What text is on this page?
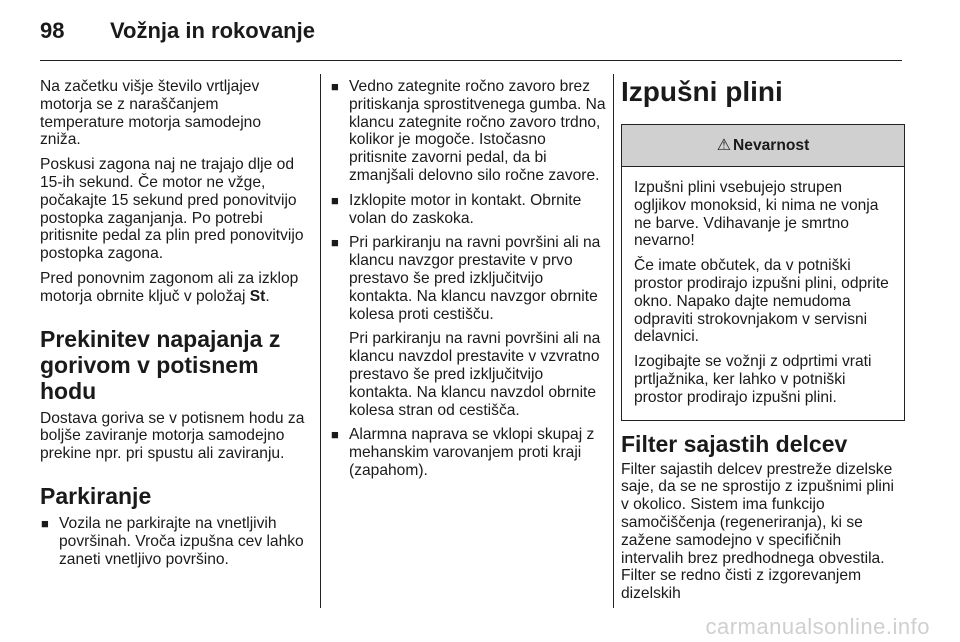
98 Vožnja in rokovanje

Na začetku višje število vrtljajev motorja se z naraščanjem temperature motorja samodejno zniža.

Poskusi zagona naj ne trajajo dlje od 15-ih sekund. Če motor ne vžge, počakajte 15 sekund pred ponovitvijo postopka zaganjanja. Po potrebi pritisnite pedal za plin pred ponovitvijo postopka zagona.

Pred ponovnim zagonom ali za izklop motorja obrnite ključ v položaj St.

Prekinitev napajanja z gorivom v potisnem hodu

Dostava goriva se v potisnem hodu za boljše zaviranje motorja samodejno prekine npr. pri spustu ali zaviranju.

Parkiranje
■ Vozila ne parkirajte na vnetljivih površinah. Vroča izpušna cev lahko zaneti vnetljivo površino.
■ Vedno zategnite ročno zavoro brez pritiskanja sprostitvenega gumba. Na klancu zategnite ročno zavoro trdno, kolikor je mogoče. Istočasno pritisnite zavorni pedal, da bi zmanjšali delovno silo ročne zavore.
■ Izklopite motor in kontakt. Obrnite volan do zaskoka.
■ Pri parkiranju na ravni površini ali na klancu navzgor prestavite v prvo prestavo še pred izključitvijo kontakta. Na klancu navzgor obrnite kolesa proti cestišču.

Pri parkiranju na ravni površini ali na klancu navzdol prestavite v vzvratno prestavo še pred izključitvijo kontakta. Na klancu navzdol obrnite kolesa stran od cestišča.

■ Alarmna naprava se vklopi skupaj z mehanskim varovanjem proti kraji (zapahom).
Izpušni plini
⚠ Nevarnost

Izpušni plini vsebujejo strupen ogljikov monoksid, ki nima ne vonja ne barve. Vdihavanje je smrtno nevarno!

Če imate občutek, da v potniški prostor prodirajo izpušni plini, odprite okno. Napako dajte nemudoma odpraviti strokovnjakom v servisni delavnici.

Izogibajte se vožnji z odprtimi vrati prtljažnika, ker lahko v potniški prostor prodirajo izpušni plini.

Filter sajastih delcev

Filter sajastih delcev prestreže dizelske saje, da se ne sprostijo z izpušnimi plini v okolico. Sistem ima funkcijo samočiščenja (regeneriranja), ki se zažene samodejno v specifičnih intervalih brez predhodnega obvestila. Filter se redno čisti z izgorevanjem dizelskih

carmanualsonline.info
== == ==
■ TASK DETAILS ■
Exclude all images and restate the records above word for word.

■ TASK RESPONSE ■
What text is on this page?
98 Vožnja in rokovanje

Na začetku višje število vrtljajev motorja se z naraščanjem temperature motorja samodejno zniža.

Poskusi zagona naj ne trajajo dlje od 15-ih sekund. Če motor ne vžge, počakajte 15 sekund pred ponovitvijo postopka zaganjanja. Po potrebi pritisnite pedal za plin pred ponovitvijo postopka zagona.

Pred ponovnim zagonom ali za izklop motorja obrnite ključ v položaj St.

Prekinitev napajanja z gorivom v potisnem hodu

Dostava goriva se v potisnem hodu za boljše zaviranje motorja samodejno prekine npr. pri spustu ali zaviranju.

Parkiranje
■ Vozila ne parkirajte na vnetljivih površinah. Vroča izpušna cev lahko zaneti vnetljivo površino.
■ Vedno zategnite ročno zavoro brez pritiskanja sprostitvenega gumba. Na klancu zategnite ročno zavoro trdno, kolikor je mogoče. Istočasno pritisnite zavorni pedal, da bi zmanjšali delovno silo ročne zavore.
■ Izklopite motor in kontakt. Obrnite volan do zaskoka.
■ Pri parkiranju na ravni površini ali na klancu navzgor prestavite v prvo prestavo še pred izključitvijo kontakta. Na klancu navzgor obrnite kolesa proti cestišču.

Pri parkiranju na ravni površini ali na klancu navzdol prestavite v vzvratno prestavo še pred izključitvijo kontakta. Na klancu navzdol obrnite kolesa stran od cestišča.

■ Alarmna naprava se vklopi skupaj z mehanskim varovanjem proti kraji (zapahom).
Izpušni plini
⚠ Nevarnost

Izpušni plini vsebujejo strupen ogljikov monoksid, ki nima ne vonja ne barve. Vdihavanje je smrtno nevarno!

Če imate občutek, da v potniški prostor prodirajo izpušni plini, odprite okno. Napako dajte nemudoma odpraviti strokovnjakom v servisni delavnici.

Izogibajte se vožnji z odprtimi vrati prtljažnika, ker lahko v potniški prostor prodirajo izpušni plini.

Filter sajastih delcev

Filter sajastih delcev prestreže dizelske saje, da se ne sprostijo z izpušnimi plini v okolico. Sistem ima funkcijo samočiščenja (regeneriranja), ki se zažene samodejno v specifičnih intervalih brez predhodnega obvestila. Filter se redno čisti z izgorevanjem dizelskih

carmanualsonline.info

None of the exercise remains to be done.